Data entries
==========
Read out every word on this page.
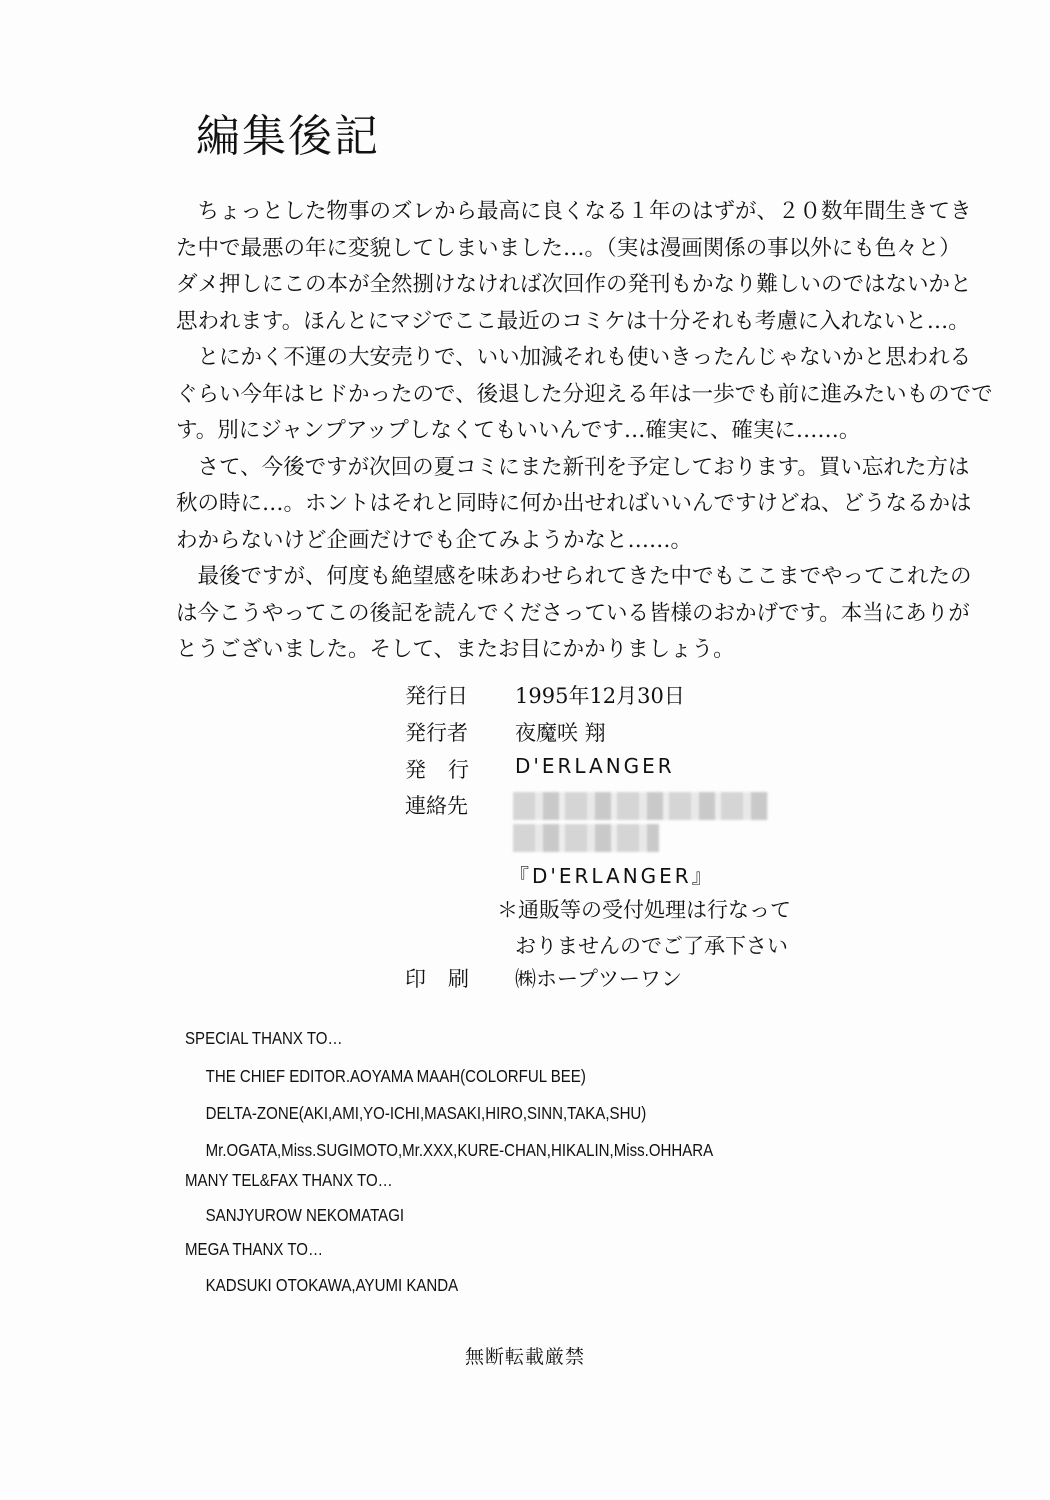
編集後記
　ちょっとした物事のズレから最高に良くなる１年のはずが、２０数年間生きてき
た中で最悪の年に変貌してしまいました…。（実は漫画関係の事以外にも色々と）
ダメ押しにこの本が全然捌けなければ次回作の発刊もかなり難しいのではないかと
思われます。ほんとにマジでここ最近のコミケは十分それも考慮に入れないと…。
　とにかく不運の大安売りで、いい加減それも使いきったんじゃないかと思われる
ぐらい今年はヒドかったので、後退した分迎える年は一歩でも前に進みたいものでで
す。別にジャンプアップしなくてもいいんです…確実に、確実に……。
　さて、今後ですが次回の夏コミにまた新刊を予定しております。買い忘れた方は
秋の時に…。ホントはそれと同時に何か出せればいいんですけどね、どうなるかは
わからないけど企画だけでも企てみようかなと……。
　最後ですが、何度も絶望感を味あわせられてきた中でもここまでやってこれたの
は今こうやってこの後記を読んでくださっている皆様のおかげです。本当にありが
とうございました。そして、またお目にかかりましょう。
発行日	1995年12月30日
発行者	夜魔咲 翔
発行	D'ERLANGER
連絡先
『D'ERLANGER』
＊通販等の受付処理は行なって
おりませんのでご了承下さい
印刷	㈱ホープツーワン
SPECIAL THANX TO…
THE CHIEF EDITOR.AOYAMA MAAH(COLORFUL BEE)
DELTA-ZONE(AKI,AMI,YO-ICHI,MASAKI,HIRO,SINN,TAKA,SHU)
Mr.OGATA,Miss.SUGIMOTO,Mr.XXX,KURE-CHAN,HIKALIN,Miss.OHHARA
MANY TEL&FAX THANX TO…
SANJYUROW NEKOMATAGI
MEGA THANX TO…
KADSUKI OTOKAWA,AYUMI KANDA
無断転載厳禁
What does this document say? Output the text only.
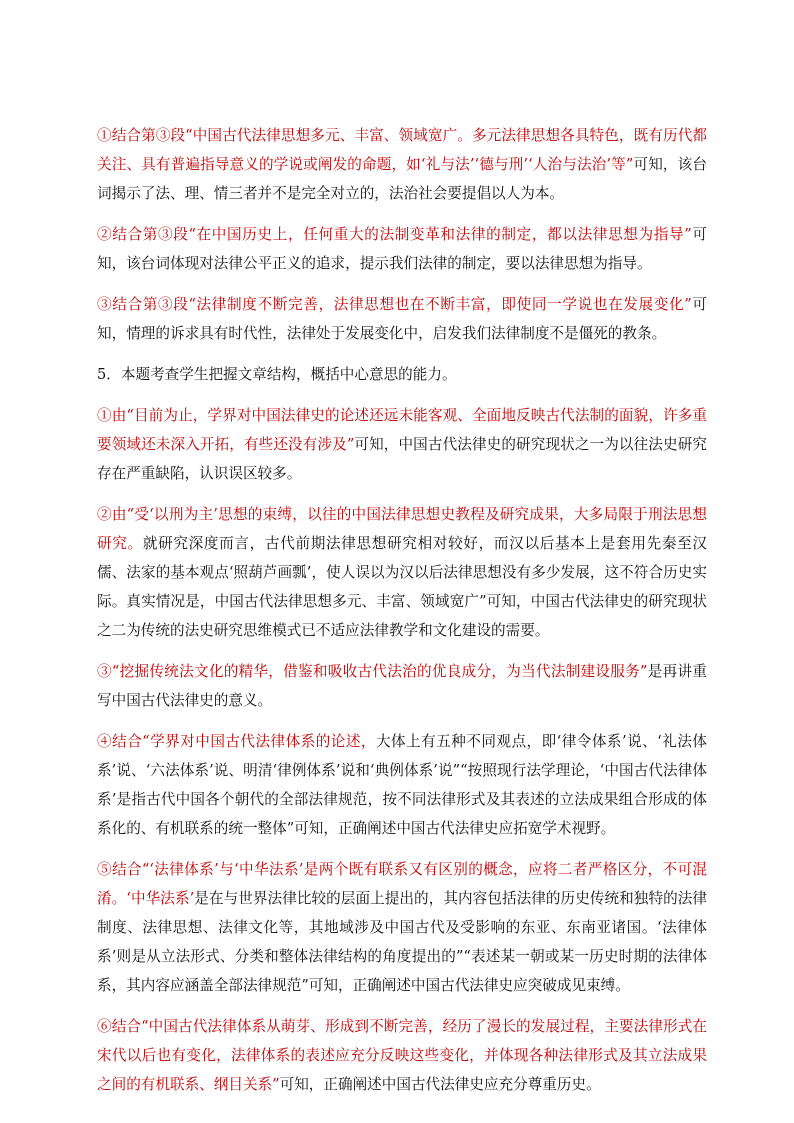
①结合第③段“中国古代法律思想多元、丰富、领域宽广。多元法律思想各具特色，既有历代都关注、具有普遍指导意义的学说或阐发的命题，如‘礼与法’‘德与刑’‘人治与法治’等”可知，该台词揭示了法、理、情三者并不是完全对立的，法治社会要提倡以人为本。

②结合第③段“在中国历史上，任何重大的法制变革和法律的制定，都以法律思想为指导”可知，该台词体现对法律公平正义的追求，提示我们法律的制定，要以法律思想为指导。

③结合第③段“法律制度不断完善，法律思想也在不断丰富，即使同一学说也在发展变化”可知，情理的诉求具有时代性，法律处于发展变化中，启发我们法律制度不是僵死的教条。

5．本题考查学生把握文章结构，概括中心意思的能力。

①由“目前为止，学界对中国法律史的论述还远未能客观、全面地反映古代法制的面貌，许多重要领域还未深入开拓，有些还没有涉及”可知，中国古代法律史的研究现状之一为以往法史研究存在严重缺陷，认识误区较多。

②由“受‘以刑为主’思想的束缚，以往的中国法律思想史教程及研究成果，大多局限于刑法思想研究。就研究深度而言，古代前期法律思想研究相对较好，而汉以后基本上是套用先秦至汉儒、法家的基本观点‘照葫芦画瓢’，使人误以为汉以后法律思想没有多少发展，这不符合历史实际。真实情况是，中国古代法律思想多元、丰富、领域宽广”可知，中国古代法律史的研究现状之二为传统的法史研究思维模式已不适应法律教学和文化建设的需要。

③“挖掘传统法文化的精华，借鉴和吸收古代法治的优良成分，为当代法制建设服务”是再讲重写中国古代法律史的意义。

④结合“学界对中国古代法律体系的论述，大体上有五种不同观点，即‘律令体系’说、‘礼法体系’说、‘六法体系’说、明清‘律例体系’说和‘典例体系’说”“按照现行法学理论，‘中国古代法律体系’是指古代中国各个朝代的全部法律规范，按不同法律形式及其表述的立法成果组合形成的体系化的、有机联系的统一整体”可知，正确阐述中国古代法律史应拓宽学术视野。

⑤结合“‘法律体系’与‘中华法系’是两个既有联系又有区别的概念，应将二者严格区分，不可混淆。‘中华法系’是在与世界法律比较的层面上提出的，其内容包括法律的历史传统和独特的法律制度、法律思想、法律文化等，其地域涉及中国古代及受影响的东亚、东南亚诸国。‘法律体系’则是从立法形式、分类和整体法律结构的角度提出的”“表述某一朝或某一历史时期的法律体系，其内容应涵盖全部法律规范”可知，正确阐述中国古代法律史应突破成见束缚。

⑥结合“中国古代法律体系从萌芽、形成到不断完善，经历了漫长的发展过程，主要法律形式在宋代以后也有变化，法律体系的表述应充分反映这些变化，并体现各种法律形式及其立法成果之间的有机联系、纲目关系”可知，正确阐述中国古代法律史应充分尊重历史。
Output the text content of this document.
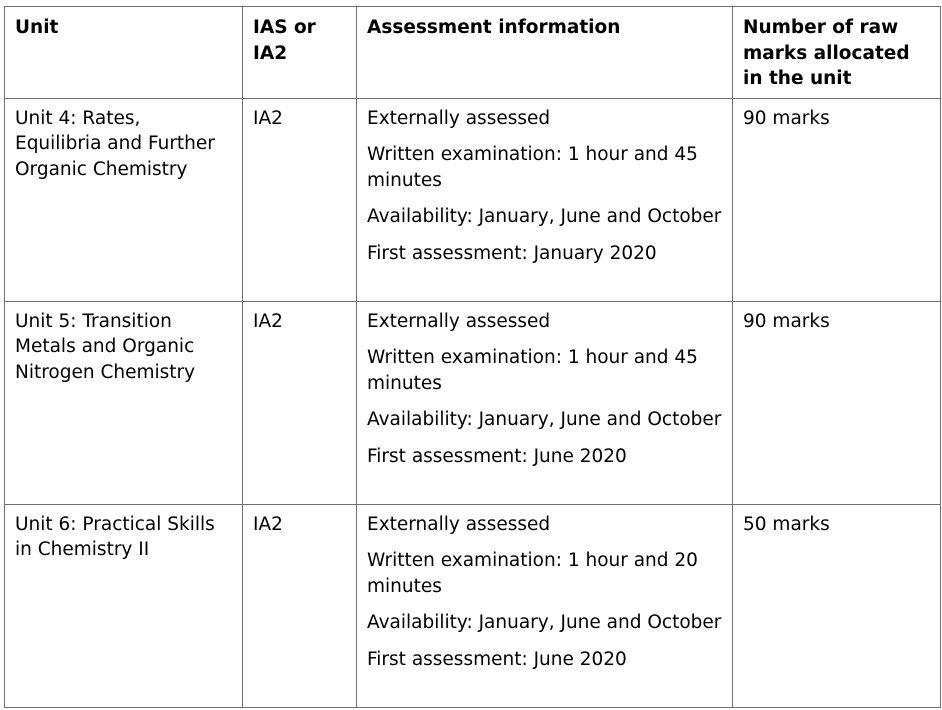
Unit	IAS or IA2	Assessment information	Number of raw marks allocated in the unit
Unit 4: Rates, Equilibria and Further Organic Chemistry	IA2	Externally assessed
Written examination: 1 hour and 45 minutes
Availability: January, June and October
First assessment: January 2020	90 marks
Unit 5: Transition Metals and Organic Nitrogen Chemistry	IA2	Externally assessed
Written examination: 1 hour and 45 minutes
Availability: January, June and October
First assessment: June 2020	90 marks
Unit 6: Practical Skills in Chemistry II	IA2	Externally assessed
Written examination: 1 hour and 20 minutes
Availability: January, June and October
First assessment: June 2020	50 marks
==========
Task objective: Copy the listing exactly. Any image in it stays out of the copy.

Solution to this task:
Read out every word on this page.
編集後記
　ちょっとした物事のズレから最高に良くなる１年のはずが、２０数年間生きてき
た中で最悪の年に変貌してしまいました…。（実は漫画関係の事以外にも色々と）
ダメ押しにこの本が全然捌けなければ次回作の発刊もかなり難しいのではないかと
思われます。ほんとにマジでここ最近のコミケは十分それも考慮に入れないと…。
　とにかく不運の大安売りで、いい加減それも使いきったんじゃないかと思われる
ぐらい今年はヒドかったので、後退した分迎える年は一歩でも前に進みたいものでで
す。別にジャンプアップしなくてもいいんです…確実に、確実に……。
　さて、今後ですが次回の夏コミにまた新刊を予定しております。買い忘れた方は
秋の時に…。ホントはそれと同時に何か出せればいいんですけどね、どうなるかは
わからないけど企画だけでも企てみようかなと……。
　最後ですが、何度も絶望感を味あわせられてきた中でもここまでやってこれたの
は今こうやってこの後記を読んでくださっている皆様のおかげです。本当にありが
とうございました。そして、またお目にかかりましょう。
発行日	1995年12月30日
発行者	夜魔咲 翔
発行	D'ERLANGER
連絡先
『D'ERLANGER』
＊通販等の受付処理は行なって
おりませんのでご了承下さい
印刷	㈱ホープツーワン
SPECIAL THANX TO…
THE CHIEF EDITOR.AOYAMA MAAH(COLORFUL BEE)
DELTA-ZONE(AKI,AMI,YO-ICHI,MASAKI,HIRO,SINN,TAKA,SHU)
Mr.OGATA,Miss.SUGIMOTO,Mr.XXX,KURE-CHAN,HIKALIN,Miss.OHHARA
MANY TEL&FAX THANX TO…
SANJYUROW NEKOMATAGI
MEGA THANX TO…
KADSUKI OTOKAWA,AYUMI KANDA
無断転載厳禁
What does this document say? Output the text only.
①结合第③段“中国古代法律思想多元、丰富、领域宽广。多元法律思想各具特色，既有历代都关注、具有普遍指导意义的学说或阐发的命题，如‘礼与法’‘德与刑’‘人治与法治’等”可知，该台词揭示了法、理、情三者并不是完全对立的，法治社会要提倡以人为本。

②结合第③段“在中国历史上，任何重大的法制变革和法律的制定，都以法律思想为指导”可知，该台词体现对法律公平正义的追求，提示我们法律的制定，要以法律思想为指导。

③结合第③段“法律制度不断完善，法律思想也在不断丰富，即使同一学说也在发展变化”可知，情理的诉求具有时代性，法律处于发展变化中，启发我们法律制度不是僵死的教条。

5．本题考查学生把握文章结构，概括中心意思的能力。

①由“目前为止，学界对中国法律史的论述还远未能客观、全面地反映古代法制的面貌，许多重要领域还未深入开拓，有些还没有涉及”可知，中国古代法律史的研究现状之一为以往法史研究存在严重缺陷，认识误区较多。

②由“受‘以刑为主’思想的束缚，以往的中国法律思想史教程及研究成果，大多局限于刑法思想研究。就研究深度而言，古代前期法律思想研究相对较好，而汉以后基本上是套用先秦至汉儒、法家的基本观点‘照葫芦画瓢’，使人误以为汉以后法律思想没有多少发展，这不符合历史实际。真实情况是，中国古代法律思想多元、丰富、领域宽广”可知，中国古代法律史的研究现状之二为传统的法史研究思维模式已不适应法律教学和文化建设的需要。

③“挖掘传统法文化的精华，借鉴和吸收古代法治的优良成分，为当代法制建设服务”是再讲重写中国古代法律史的意义。

④结合“学界对中国古代法律体系的论述，大体上有五种不同观点，即‘律令体系’说、‘礼法体系’说、‘六法体系’说、明清‘律例体系’说和‘典例体系’说”“按照现行法学理论，‘中国古代法律体系’是指古代中国各个朝代的全部法律规范，按不同法律形式及其表述的立法成果组合形成的体系化的、有机联系的统一整体”可知，正确阐述中国古代法律史应拓宽学术视野。

⑤结合“‘法律体系’与‘中华法系’是两个既有联系又有区别的概念，应将二者严格区分，不可混淆。‘中华法系’是在与世界法律比较的层面上提出的，其内容包括法律的历史传统和独特的法律制度、法律思想、法律文化等，其地域涉及中国古代及受影响的东亚、东南亚诸国。‘法律体系’则是从立法形式、分类和整体法律结构的角度提出的”“表述某一朝或某一历史时期的法律体系，其内容应涵盖全部法律规范”可知，正确阐述中国古代法律史应突破成见束缚。

⑥结合“中国古代法律体系从萌芽、形成到不断完善，经历了漫长的发展过程，主要法律形式在宋代以后也有变化，法律体系的表述应充分反映这些变化，并体现各种法律形式及其立法成果之间的有机联系、纲目关系”可知，正确阐述中国古代法律史应充分尊重历史。
Output the text content of this document.
Unit	IAS or IA2	Assessment information	Number of raw marks allocated in the unit
Unit 4: Rates, Equilibria and Further Organic Chemistry	IA2	Externally assessed
Written examination: 1 hour and 45 minutes
Availability: January, June and October
First assessment: January 2020	90 marks
Unit 5: Transition Metals and Organic Nitrogen Chemistry	IA2	Externally assessed
Written examination: 1 hour and 45 minutes
Availability: January, June and October
First assessment: June 2020	90 marks
Unit 6: Practical Skills in Chemistry II	IA2	Externally assessed
Written examination: 1 hour and 20 minutes
Availability: January, June and October
First assessment: June 2020	50 marks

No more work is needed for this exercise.